## Start

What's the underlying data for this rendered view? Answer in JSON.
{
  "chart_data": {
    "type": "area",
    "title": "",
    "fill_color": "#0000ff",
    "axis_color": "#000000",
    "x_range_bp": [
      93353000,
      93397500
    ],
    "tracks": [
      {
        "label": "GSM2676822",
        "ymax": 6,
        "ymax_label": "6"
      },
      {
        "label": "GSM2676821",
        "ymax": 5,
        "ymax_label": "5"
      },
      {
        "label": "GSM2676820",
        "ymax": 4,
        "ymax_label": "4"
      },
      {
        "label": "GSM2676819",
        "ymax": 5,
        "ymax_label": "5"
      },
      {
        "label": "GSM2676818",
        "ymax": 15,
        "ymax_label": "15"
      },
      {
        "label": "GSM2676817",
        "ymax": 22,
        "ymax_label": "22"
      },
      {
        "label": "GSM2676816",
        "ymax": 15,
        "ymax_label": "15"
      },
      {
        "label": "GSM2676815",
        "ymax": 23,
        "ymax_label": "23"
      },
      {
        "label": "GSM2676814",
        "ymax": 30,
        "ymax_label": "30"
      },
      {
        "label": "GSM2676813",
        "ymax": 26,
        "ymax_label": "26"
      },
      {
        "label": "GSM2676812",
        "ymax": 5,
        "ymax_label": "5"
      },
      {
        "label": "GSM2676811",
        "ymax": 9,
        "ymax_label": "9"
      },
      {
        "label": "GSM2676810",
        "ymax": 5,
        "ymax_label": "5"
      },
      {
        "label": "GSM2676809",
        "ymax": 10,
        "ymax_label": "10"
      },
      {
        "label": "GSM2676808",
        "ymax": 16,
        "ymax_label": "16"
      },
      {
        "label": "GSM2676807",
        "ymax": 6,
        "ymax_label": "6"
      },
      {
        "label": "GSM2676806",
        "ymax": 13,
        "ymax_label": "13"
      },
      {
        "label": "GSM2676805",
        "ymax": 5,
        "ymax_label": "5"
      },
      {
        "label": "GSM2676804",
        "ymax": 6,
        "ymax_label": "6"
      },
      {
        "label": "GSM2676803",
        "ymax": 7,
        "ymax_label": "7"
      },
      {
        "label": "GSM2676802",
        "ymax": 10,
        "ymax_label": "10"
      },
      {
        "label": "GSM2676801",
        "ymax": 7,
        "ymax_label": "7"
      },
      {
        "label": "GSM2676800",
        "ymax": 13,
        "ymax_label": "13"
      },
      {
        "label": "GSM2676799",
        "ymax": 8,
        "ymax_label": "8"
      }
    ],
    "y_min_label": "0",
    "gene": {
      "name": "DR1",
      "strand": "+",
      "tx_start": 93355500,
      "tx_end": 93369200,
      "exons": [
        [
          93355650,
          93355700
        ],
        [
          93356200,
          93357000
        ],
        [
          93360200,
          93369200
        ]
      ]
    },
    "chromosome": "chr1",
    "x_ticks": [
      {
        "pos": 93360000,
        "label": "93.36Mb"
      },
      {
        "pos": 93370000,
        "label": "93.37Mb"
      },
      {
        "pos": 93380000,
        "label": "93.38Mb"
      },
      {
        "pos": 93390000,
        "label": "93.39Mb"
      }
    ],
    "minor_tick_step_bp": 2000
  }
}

## End

The records above are to be repeated exactly, in their entirety.

* _Output of the task_
What's the underlying data for this rendered view? Answer in JSON.
{
  "chart_data": {
    "type": "area",
    "title": "",
    "fill_color": "#0000ff",
    "axis_color": "#000000",
    "x_range_bp": [
      93353000,
      93397500
    ],
    "tracks": [
      {
        "label": "GSM2676822",
        "ymax": 6,
        "ymax_label": "6"
      },
      {
        "label": "GSM2676821",
        "ymax": 5,
        "ymax_label": "5"
      },
      {
        "label": "GSM2676820",
        "ymax": 4,
        "ymax_label": "4"
      },
      {
        "label": "GSM2676819",
        "ymax": 5,
        "ymax_label": "5"
      },
      {
        "label": "GSM2676818",
        "ymax": 15,
        "ymax_label": "15"
      },
      {
        "label": "GSM2676817",
        "ymax": 22,
        "ymax_label": "22"
      },
      {
        "label": "GSM2676816",
        "ymax": 15,
        "ymax_label": "15"
      },
      {
        "label": "GSM2676815",
        "ymax": 23,
        "ymax_label": "23"
      },
      {
        "label": "GSM2676814",
        "ymax": 30,
        "ymax_label": "30"
      },
      {
        "label": "GSM2676813",
        "ymax": 26,
        "ymax_label": "26"
      },
      {
        "label": "GSM2676812",
        "ymax": 5,
        "ymax_label": "5"
      },
      {
        "label": "GSM2676811",
        "ymax": 9,
        "ymax_label": "9"
      },
      {
        "label": "GSM2676810",
        "ymax": 5,
        "ymax_label": "5"
      },
      {
        "label": "GSM2676809",
        "ymax": 10,
        "ymax_label": "10"
      },
      {
        "label": "GSM2676808",
        "ymax": 16,
        "ymax_label": "16"
      },
      {
        "label": "GSM2676807",
        "ymax": 6,
        "ymax_label": "6"
      },
      {
        "label": "GSM2676806",
        "ymax": 13,
        "ymax_label": "13"
      },
      {
        "label": "GSM2676805",
        "ymax": 5,
        "ymax_label": "5"
      },
      {
        "label": "GSM2676804",
        "ymax": 6,
        "ymax_label": "6"
      },
      {
        "label": "GSM2676803",
        "ymax": 7,
        "ymax_label": "7"
      },
      {
        "label": "GSM2676802",
        "ymax": 10,
        "ymax_label": "10"
      },
      {
        "label": "GSM2676801",
        "ymax": 7,
        "ymax_label": "7"
      },
      {
        "label": "GSM2676800",
        "ymax": 13,
        "ymax_label": "13"
      },
      {
        "label": "GSM2676799",
        "ymax": 8,
        "ymax_label": "8"
      }
    ],
    "y_min_label": "0",
    "gene": {
      "name": "DR1",
      "strand": "+",
      "tx_start": 93355500,
      "tx_end": 93369200,
      "exons": [
        [
          93355650,
          93355700
        ],
        [
          93356200,
          93357000
        ],
        [
          93360200,
          93369200
        ]
      ]
    },
    "chromosome": "chr1",
    "x_ticks": [
      {
        "pos": 93360000,
        "label": "93.36Mb"
      },
      {
        "pos": 93370000,
        "label": "93.37Mb"
      },
      {
        "pos": 93380000,
        "label": "93.38Mb"
      },
      {
        "pos": 93390000,
        "label": "93.39Mb"
      }
    ],
    "minor_tick_step_bp": 2000
  }
}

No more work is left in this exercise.